▶ PROBLEM REQUIREMENTS
Work out how many lines hold the string "page". The answer is a single number, nothing more.
◆ ◆ ◆ ◆ ◆
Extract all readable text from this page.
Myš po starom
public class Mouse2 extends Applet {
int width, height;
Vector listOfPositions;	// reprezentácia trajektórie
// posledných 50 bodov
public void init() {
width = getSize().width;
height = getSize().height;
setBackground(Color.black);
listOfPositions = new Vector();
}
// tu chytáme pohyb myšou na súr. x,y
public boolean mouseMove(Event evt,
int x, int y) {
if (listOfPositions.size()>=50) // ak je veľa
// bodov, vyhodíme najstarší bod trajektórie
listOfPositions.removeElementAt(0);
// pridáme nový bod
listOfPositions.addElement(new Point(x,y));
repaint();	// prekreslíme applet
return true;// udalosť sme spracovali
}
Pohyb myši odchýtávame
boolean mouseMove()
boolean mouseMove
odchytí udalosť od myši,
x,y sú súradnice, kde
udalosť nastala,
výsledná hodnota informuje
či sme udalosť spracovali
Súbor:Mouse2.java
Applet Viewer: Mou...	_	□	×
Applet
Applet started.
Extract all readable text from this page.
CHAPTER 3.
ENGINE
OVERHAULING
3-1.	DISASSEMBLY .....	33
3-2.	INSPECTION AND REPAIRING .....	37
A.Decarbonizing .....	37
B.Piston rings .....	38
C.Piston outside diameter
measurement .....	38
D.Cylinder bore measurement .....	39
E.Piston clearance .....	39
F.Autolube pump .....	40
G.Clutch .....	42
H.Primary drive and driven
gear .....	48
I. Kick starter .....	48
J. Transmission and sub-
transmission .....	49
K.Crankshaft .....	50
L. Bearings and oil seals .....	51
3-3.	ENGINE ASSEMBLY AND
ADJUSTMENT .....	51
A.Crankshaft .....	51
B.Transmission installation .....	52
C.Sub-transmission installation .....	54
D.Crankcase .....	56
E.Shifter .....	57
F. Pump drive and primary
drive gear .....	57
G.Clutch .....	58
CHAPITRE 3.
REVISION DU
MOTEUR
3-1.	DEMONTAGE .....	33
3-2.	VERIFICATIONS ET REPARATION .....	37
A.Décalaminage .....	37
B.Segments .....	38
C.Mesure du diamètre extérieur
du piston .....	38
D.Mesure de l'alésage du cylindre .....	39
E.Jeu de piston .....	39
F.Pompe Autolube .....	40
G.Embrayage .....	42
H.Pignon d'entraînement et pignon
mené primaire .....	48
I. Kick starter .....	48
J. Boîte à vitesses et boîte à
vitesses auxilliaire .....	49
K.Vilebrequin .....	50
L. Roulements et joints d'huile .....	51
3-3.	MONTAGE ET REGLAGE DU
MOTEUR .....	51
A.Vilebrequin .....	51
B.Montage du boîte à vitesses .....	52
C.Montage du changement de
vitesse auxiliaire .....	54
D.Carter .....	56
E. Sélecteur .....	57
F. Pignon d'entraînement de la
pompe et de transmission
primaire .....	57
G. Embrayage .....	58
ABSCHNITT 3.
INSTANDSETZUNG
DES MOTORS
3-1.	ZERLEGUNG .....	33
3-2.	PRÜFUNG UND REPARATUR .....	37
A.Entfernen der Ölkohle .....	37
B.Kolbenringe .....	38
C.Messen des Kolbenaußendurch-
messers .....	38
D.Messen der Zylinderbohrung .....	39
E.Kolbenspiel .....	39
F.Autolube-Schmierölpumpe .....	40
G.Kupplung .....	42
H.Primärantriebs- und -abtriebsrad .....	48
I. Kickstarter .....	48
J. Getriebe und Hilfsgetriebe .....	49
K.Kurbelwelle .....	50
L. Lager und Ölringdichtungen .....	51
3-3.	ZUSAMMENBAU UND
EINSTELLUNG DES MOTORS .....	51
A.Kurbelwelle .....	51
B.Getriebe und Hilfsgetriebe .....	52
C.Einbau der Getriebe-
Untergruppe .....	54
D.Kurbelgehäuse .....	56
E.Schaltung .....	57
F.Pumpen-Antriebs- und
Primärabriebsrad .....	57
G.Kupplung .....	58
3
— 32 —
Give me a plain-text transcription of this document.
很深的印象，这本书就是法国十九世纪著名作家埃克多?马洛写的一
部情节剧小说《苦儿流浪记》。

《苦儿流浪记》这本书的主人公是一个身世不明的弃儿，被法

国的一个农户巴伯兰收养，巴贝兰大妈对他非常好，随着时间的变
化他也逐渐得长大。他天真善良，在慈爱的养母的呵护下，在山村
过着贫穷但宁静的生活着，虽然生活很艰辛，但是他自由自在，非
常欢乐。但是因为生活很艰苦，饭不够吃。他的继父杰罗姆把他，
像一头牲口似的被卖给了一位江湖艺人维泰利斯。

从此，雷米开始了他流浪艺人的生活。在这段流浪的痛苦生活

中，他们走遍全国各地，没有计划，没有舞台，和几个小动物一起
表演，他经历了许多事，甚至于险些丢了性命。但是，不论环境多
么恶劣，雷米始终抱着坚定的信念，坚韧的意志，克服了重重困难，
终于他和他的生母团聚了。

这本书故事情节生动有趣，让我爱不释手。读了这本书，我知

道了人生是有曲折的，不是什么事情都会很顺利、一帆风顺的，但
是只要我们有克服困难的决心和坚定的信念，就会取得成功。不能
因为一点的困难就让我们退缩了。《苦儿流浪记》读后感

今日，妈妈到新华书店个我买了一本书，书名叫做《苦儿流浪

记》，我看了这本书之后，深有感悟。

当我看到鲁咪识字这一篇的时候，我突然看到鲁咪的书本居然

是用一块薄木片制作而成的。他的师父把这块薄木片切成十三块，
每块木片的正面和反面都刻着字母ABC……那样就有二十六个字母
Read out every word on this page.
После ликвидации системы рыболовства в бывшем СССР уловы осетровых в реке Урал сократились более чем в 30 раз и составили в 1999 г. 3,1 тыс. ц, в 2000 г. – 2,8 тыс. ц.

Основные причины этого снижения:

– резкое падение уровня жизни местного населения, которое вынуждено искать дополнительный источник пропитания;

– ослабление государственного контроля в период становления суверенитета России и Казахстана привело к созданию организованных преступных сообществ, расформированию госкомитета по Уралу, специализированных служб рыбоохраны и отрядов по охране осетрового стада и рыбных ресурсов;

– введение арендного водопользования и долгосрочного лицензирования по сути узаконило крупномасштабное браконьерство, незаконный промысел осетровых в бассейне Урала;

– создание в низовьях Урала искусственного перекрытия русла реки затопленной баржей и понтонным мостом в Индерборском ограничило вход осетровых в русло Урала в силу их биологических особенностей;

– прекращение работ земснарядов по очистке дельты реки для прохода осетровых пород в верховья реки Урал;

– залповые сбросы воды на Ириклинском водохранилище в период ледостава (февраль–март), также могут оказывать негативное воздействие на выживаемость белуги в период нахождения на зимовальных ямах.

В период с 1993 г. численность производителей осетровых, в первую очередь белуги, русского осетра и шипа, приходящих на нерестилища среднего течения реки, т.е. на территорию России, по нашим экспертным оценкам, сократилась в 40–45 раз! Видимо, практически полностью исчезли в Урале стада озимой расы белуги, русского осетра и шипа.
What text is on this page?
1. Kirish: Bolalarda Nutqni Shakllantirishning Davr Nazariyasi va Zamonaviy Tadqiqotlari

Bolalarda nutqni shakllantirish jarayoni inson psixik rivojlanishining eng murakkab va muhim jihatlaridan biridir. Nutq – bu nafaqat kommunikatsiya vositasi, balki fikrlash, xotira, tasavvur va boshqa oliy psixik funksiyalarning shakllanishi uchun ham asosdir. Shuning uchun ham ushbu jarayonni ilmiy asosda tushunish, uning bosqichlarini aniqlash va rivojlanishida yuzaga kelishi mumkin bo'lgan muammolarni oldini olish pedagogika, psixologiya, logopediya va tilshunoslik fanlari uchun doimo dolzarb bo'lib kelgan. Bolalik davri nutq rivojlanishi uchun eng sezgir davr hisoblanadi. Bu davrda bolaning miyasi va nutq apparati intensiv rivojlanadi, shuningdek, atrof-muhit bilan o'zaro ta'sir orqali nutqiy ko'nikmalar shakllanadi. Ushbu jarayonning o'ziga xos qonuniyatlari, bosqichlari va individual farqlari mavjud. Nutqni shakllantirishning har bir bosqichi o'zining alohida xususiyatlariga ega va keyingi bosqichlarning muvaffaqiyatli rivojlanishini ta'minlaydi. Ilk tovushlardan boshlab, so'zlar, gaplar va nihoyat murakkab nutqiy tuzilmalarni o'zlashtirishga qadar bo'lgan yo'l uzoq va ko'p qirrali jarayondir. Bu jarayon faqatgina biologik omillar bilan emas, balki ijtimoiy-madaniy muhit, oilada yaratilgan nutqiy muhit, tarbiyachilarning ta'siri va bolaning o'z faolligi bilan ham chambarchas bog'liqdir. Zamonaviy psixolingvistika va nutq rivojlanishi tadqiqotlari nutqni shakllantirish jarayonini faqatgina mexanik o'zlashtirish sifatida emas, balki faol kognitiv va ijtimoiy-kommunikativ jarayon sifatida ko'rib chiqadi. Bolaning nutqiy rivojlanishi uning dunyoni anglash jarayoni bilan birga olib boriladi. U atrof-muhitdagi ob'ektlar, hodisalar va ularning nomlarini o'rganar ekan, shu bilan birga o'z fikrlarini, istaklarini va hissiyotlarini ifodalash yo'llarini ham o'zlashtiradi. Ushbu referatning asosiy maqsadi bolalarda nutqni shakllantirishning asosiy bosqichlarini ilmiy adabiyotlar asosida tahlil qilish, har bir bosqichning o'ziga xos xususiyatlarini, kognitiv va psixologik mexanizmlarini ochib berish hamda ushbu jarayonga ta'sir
◆ ◆ ◆ ◆ ◆
▶ CORRECT OUTPUT
4